## DATA ROWS
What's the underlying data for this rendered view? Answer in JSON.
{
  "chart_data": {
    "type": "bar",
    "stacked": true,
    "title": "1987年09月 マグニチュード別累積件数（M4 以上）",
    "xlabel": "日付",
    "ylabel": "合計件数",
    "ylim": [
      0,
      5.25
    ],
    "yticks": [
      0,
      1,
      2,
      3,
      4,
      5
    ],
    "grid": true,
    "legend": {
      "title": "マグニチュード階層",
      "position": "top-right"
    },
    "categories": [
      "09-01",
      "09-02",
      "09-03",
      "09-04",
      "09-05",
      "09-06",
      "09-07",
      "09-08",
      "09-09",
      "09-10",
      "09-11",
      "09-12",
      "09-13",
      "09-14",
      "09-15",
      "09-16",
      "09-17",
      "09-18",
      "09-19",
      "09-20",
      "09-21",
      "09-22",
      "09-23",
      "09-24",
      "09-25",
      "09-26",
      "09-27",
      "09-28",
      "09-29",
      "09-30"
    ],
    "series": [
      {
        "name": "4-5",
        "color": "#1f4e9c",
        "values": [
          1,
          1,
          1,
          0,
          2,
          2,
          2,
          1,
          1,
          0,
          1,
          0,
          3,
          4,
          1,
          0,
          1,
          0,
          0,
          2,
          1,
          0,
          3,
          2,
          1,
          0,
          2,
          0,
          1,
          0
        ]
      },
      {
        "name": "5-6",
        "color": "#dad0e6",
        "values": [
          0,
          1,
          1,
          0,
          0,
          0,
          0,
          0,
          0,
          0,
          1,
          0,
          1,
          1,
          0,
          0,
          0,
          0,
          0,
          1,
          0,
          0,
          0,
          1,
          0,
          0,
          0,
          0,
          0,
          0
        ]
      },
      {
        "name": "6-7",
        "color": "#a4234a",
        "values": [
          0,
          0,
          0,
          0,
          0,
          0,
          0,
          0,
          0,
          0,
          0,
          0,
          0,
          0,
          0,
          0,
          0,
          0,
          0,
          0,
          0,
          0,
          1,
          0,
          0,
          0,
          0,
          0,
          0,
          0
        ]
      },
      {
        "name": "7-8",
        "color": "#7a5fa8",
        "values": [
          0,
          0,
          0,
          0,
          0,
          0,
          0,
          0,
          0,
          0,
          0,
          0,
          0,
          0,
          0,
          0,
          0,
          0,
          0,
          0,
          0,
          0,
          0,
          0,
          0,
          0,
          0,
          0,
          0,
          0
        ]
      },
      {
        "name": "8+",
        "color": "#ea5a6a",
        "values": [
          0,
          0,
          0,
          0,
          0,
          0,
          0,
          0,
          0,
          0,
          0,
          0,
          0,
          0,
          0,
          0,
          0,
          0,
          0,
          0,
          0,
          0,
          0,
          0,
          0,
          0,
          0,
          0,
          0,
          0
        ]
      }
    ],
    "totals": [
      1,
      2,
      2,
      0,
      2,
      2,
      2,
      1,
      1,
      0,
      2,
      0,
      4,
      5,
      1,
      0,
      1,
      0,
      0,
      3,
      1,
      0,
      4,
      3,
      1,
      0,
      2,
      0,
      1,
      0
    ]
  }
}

## GOAL
Where a line holds "title", copy it out.

## SOLUTION
    "title": "1987年09月 マグニチュード別累積件数（M4 以上）",
      "title": "マグニチュード階層",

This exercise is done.